▸ Supplied material:
---

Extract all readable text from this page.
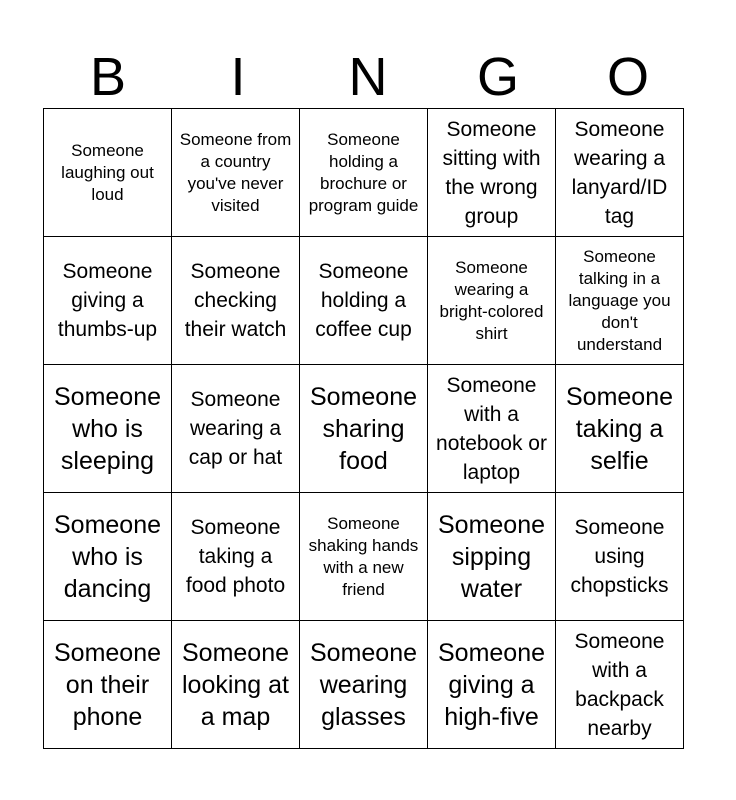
B	I	N	G	O
Someone laughing out loud	Someone from a country you've never visited	Someone holding a brochure or program guide	Someone sitting with the wrong group	Someone wearing a lanyard/ID tag
Someone giving a thumbs-up	Someone checking their watch	Someone holding a coffee cup	Someone wearing a bright-colored shirt	Someone talking in a language you don't understand
Someone who is sleeping	Someone wearing a cap or hat	Someone sharing food	Someone with a notebook or laptop	Someone taking a selfie
Someone who is dancing	Someone taking a food photo	Someone shaking hands with a new friend	Someone sipping water	Someone using chopsticks
Someone on their phone	Someone looking at a map	Someone wearing glasses	Someone giving a high-five	Someone with a backpack nearby
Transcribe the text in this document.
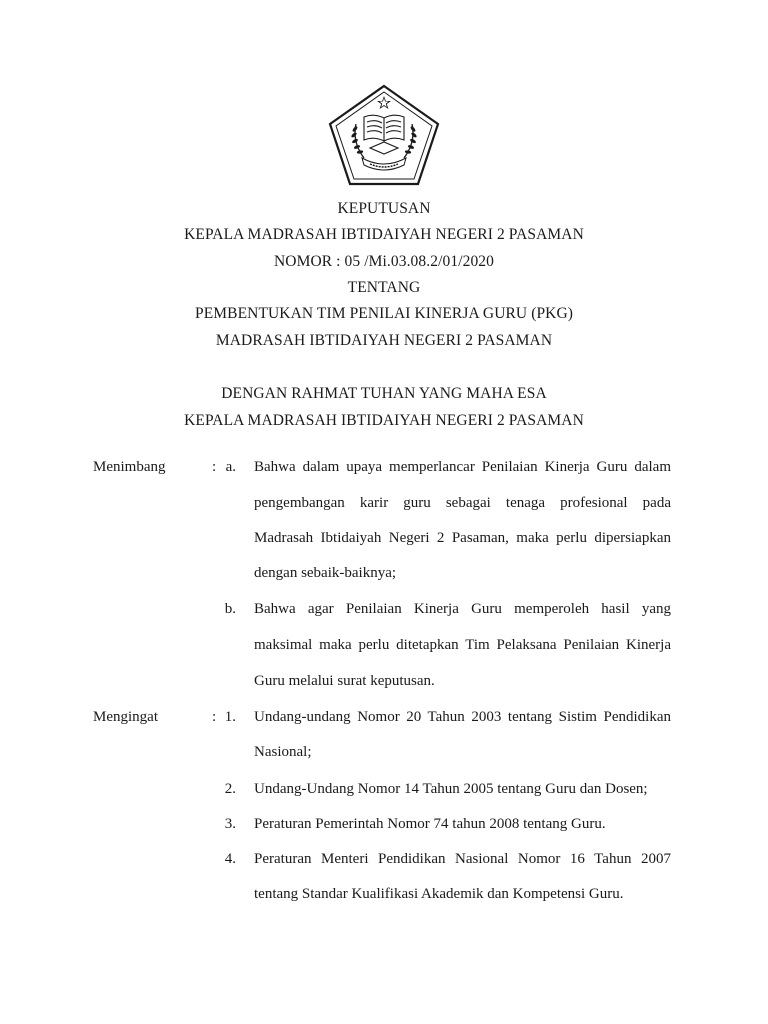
KEPUTUSAN
KEPALA MADRASAH IBTIDAIYAH NEGERI 2 PASAMAN
NOMOR : 05 /Mi.03.08.2/01/2020
TENTANG
PEMBENTUKAN TIM PENILAI KINERJA GURU (PKG)
MADRASAH IBTIDAIYAH NEGERI 2 PASAMAN
DENGAN RAHMAT TUHAN YANG MAHA ESA
KEPALA MADRASAH IBTIDAIYAH NEGERI 2 PASAMAN
Menimbang	: a. Bahwa dalam upaya memperlancar Penilaian Kinerja Guru dalam
pengembangan karir guru sebagai tenaga profesional pada
Madrasah Ibtidaiyah Negeri 2 Pasaman, maka perlu dipersiapkan
dengan sebaik-baiknya;
b. Bahwa agar Penilaian Kinerja Guru memperoleh hasil yang
maksimal maka perlu ditetapkan Tim Pelaksana Penilaian Kinerja
Guru melalui surat keputusan.
Mengingat	: 1. Undang-undang Nomor 20 Tahun 2003 tentang Sistim Pendidikan
Nasional;
2. Undang-Undang Nomor 14 Tahun 2005 tentang Guru dan Dosen;
3. Peraturan Pemerintah Nomor 74 tahun 2008 tentang Guru.
4. Peraturan Menteri Pendidikan Nasional Nomor 16 Tahun 2007
tentang Standar Kualifikasi Akademik dan Kompetensi Guru.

---

▸ What to do: Write out each line of the data exactly; the images should be left out.

▸ The completed task:
Extract all readable text from this page.
B	I	N	G	O
Someone laughing out loud	Someone from a country you've never visited	Someone holding a brochure or program guide	Someone sitting with the wrong group	Someone wearing a lanyard/ID tag
Someone giving a thumbs-up	Someone checking their watch	Someone holding a coffee cup	Someone wearing a bright-colored shirt	Someone talking in a language you don't understand
Someone who is sleeping	Someone wearing a cap or hat	Someone sharing food	Someone with a notebook or laptop	Someone taking a selfie
Someone who is dancing	Someone taking a food photo	Someone shaking hands with a new friend	Someone sipping water	Someone using chopsticks
Someone on their phone	Someone looking at a map	Someone wearing glasses	Someone giving a high-five	Someone with a backpack nearby
Transcribe the text in this document.
KEPUTUSAN
KEPALA MADRASAH IBTIDAIYAH NEGERI 2 PASAMAN
NOMOR : 05 /Mi.03.08.2/01/2020
TENTANG
PEMBENTUKAN TIM PENILAI KINERJA GURU (PKG)
MADRASAH IBTIDAIYAH NEGERI 2 PASAMAN
DENGAN RAHMAT TUHAN YANG MAHA ESA
KEPALA MADRASAH IBTIDAIYAH NEGERI 2 PASAMAN
Menimbang	: a. Bahwa dalam upaya memperlancar Penilaian Kinerja Guru dalam
pengembangan karir guru sebagai tenaga profesional pada
Madrasah Ibtidaiyah Negeri 2 Pasaman, maka perlu dipersiapkan
dengan sebaik-baiknya;
b. Bahwa agar Penilaian Kinerja Guru memperoleh hasil yang
maksimal maka perlu ditetapkan Tim Pelaksana Penilaian Kinerja
Guru melalui surat keputusan.
Mengingat	: 1. Undang-undang Nomor 20 Tahun 2003 tentang Sistim Pendidikan
Nasional;
2. Undang-Undang Nomor 14 Tahun 2005 tentang Guru dan Dosen;
3. Peraturan Pemerintah Nomor 74 tahun 2008 tentang Guru.
4. Peraturan Menteri Pendidikan Nasional Nomor 16 Tahun 2007
tentang Standar Kualifikasi Akademik dan Kompetensi Guru.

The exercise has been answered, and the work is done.